REQUEST → Check each line of the records for "JSON"; collect those that have it.

RECORDS SHOWN →
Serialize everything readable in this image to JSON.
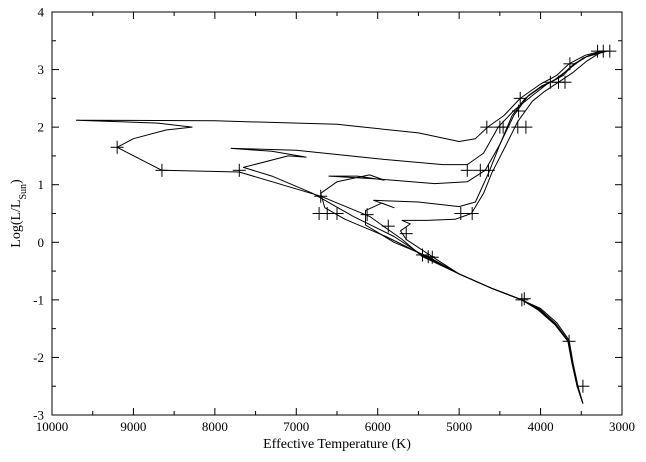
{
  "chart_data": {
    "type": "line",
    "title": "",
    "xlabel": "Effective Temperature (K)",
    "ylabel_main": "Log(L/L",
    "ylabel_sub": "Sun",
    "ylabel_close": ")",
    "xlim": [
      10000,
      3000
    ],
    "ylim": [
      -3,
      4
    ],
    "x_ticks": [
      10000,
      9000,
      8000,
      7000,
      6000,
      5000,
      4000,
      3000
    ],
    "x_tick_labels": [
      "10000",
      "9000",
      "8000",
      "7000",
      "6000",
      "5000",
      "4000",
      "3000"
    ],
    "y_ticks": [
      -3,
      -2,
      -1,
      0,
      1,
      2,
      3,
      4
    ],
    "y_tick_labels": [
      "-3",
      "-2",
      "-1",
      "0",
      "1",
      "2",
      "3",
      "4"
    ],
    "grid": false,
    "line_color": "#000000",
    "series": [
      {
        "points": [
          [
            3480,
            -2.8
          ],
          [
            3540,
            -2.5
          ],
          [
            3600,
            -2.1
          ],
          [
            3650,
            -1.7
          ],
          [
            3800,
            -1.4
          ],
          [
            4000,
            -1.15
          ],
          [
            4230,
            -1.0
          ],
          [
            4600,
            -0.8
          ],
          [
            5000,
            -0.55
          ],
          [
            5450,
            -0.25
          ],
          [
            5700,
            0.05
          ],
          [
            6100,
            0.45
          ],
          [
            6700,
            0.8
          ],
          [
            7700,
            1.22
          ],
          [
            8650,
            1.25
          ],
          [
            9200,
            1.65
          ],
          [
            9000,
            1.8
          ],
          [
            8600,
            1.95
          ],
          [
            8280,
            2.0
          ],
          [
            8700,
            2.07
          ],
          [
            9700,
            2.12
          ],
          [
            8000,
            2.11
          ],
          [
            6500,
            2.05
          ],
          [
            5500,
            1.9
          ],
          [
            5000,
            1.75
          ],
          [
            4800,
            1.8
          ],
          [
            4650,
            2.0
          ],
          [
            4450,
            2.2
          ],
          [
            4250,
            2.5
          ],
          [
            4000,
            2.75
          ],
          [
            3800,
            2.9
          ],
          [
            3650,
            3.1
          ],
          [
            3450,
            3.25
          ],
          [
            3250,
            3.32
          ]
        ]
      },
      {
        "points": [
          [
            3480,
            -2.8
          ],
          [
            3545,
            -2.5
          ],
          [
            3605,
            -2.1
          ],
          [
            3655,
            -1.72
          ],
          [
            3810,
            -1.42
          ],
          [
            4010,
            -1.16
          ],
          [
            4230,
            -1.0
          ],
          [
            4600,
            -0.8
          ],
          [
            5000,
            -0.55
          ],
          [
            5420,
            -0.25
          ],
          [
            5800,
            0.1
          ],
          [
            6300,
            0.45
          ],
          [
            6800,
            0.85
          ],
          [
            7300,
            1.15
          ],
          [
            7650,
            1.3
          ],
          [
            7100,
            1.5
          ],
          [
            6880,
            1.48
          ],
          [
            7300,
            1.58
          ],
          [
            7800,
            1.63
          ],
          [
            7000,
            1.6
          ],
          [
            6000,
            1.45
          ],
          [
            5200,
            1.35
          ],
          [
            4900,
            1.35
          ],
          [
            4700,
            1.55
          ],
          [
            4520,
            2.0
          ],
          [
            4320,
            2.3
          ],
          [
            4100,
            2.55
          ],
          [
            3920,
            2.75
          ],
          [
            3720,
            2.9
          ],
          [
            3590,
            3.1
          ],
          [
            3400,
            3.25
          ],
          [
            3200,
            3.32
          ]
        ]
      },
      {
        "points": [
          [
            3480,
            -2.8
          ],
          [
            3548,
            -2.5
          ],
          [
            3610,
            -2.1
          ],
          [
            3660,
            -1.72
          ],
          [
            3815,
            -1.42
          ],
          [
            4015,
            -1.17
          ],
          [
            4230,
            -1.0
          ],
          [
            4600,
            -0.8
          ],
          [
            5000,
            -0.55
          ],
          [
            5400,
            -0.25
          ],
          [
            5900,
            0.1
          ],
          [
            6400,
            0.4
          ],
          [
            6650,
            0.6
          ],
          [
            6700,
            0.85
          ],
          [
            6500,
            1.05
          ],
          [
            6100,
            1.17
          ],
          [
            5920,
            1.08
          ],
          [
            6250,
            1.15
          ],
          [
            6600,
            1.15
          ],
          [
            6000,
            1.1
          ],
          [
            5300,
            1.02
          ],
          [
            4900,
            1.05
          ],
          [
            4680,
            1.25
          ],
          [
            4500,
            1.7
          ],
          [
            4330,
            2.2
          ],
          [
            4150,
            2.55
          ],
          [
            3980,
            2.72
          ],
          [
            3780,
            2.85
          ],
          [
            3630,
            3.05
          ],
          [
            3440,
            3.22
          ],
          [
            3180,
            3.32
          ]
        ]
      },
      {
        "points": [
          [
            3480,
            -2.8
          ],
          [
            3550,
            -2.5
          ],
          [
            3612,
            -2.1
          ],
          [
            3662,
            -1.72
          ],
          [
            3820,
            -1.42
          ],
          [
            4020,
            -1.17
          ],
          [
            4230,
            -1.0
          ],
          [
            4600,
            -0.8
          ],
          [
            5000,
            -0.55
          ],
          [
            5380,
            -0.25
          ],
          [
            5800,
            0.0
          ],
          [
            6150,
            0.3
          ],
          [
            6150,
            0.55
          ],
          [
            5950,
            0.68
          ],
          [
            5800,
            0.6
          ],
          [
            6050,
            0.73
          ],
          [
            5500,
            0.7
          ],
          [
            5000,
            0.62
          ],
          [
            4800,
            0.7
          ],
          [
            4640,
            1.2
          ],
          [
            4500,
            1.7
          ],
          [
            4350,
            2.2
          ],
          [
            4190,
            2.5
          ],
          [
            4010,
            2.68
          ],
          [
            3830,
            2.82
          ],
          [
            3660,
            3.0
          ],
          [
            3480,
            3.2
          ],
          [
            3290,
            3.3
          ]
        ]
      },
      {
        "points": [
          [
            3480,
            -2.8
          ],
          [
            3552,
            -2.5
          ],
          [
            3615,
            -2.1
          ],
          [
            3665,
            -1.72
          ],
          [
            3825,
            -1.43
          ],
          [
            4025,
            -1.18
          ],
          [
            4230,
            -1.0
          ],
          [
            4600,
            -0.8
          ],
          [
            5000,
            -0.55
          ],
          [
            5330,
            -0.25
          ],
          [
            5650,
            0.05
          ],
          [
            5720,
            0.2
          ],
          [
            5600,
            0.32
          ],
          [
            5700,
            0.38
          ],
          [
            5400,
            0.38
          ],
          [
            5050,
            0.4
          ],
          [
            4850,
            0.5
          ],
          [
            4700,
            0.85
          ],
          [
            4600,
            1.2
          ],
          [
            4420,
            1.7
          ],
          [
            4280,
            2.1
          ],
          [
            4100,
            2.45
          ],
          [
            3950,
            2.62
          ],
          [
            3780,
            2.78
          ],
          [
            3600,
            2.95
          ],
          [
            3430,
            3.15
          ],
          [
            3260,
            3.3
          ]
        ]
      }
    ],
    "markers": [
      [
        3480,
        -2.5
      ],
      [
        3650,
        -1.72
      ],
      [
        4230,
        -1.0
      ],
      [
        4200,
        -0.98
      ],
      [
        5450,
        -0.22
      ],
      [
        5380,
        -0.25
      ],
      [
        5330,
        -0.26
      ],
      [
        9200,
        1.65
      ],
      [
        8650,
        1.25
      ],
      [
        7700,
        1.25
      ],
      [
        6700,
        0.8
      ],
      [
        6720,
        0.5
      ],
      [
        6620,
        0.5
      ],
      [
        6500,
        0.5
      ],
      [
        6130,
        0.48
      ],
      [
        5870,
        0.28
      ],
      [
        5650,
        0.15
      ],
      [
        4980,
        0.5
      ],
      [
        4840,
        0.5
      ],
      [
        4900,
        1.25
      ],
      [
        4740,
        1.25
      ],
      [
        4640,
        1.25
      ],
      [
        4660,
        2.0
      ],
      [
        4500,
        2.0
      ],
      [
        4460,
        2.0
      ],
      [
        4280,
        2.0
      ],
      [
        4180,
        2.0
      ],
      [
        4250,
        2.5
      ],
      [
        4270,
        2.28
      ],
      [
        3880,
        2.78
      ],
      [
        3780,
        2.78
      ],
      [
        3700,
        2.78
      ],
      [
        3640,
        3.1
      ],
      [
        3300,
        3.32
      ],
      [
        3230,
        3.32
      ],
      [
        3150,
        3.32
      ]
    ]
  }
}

...

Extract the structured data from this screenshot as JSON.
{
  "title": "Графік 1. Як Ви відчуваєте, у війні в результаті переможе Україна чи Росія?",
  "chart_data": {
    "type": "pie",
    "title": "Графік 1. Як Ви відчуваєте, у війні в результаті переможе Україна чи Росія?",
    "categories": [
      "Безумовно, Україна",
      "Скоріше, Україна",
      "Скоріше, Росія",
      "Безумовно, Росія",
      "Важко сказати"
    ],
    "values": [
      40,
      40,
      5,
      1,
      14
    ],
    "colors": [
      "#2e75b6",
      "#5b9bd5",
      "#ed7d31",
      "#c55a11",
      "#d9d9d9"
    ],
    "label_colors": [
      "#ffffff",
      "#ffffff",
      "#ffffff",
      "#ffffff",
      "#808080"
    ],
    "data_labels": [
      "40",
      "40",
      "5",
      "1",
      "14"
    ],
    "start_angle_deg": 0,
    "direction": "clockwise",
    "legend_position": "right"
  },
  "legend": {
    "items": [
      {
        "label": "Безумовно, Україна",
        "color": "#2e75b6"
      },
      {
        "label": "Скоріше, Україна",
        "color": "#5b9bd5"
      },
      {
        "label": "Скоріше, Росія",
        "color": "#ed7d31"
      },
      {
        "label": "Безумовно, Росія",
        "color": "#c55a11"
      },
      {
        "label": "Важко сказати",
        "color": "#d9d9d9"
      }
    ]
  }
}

CORRECT RESPONSE →
Serialize everything readable in this image to JSON.
Extract the structured data from this screenshot as JSON.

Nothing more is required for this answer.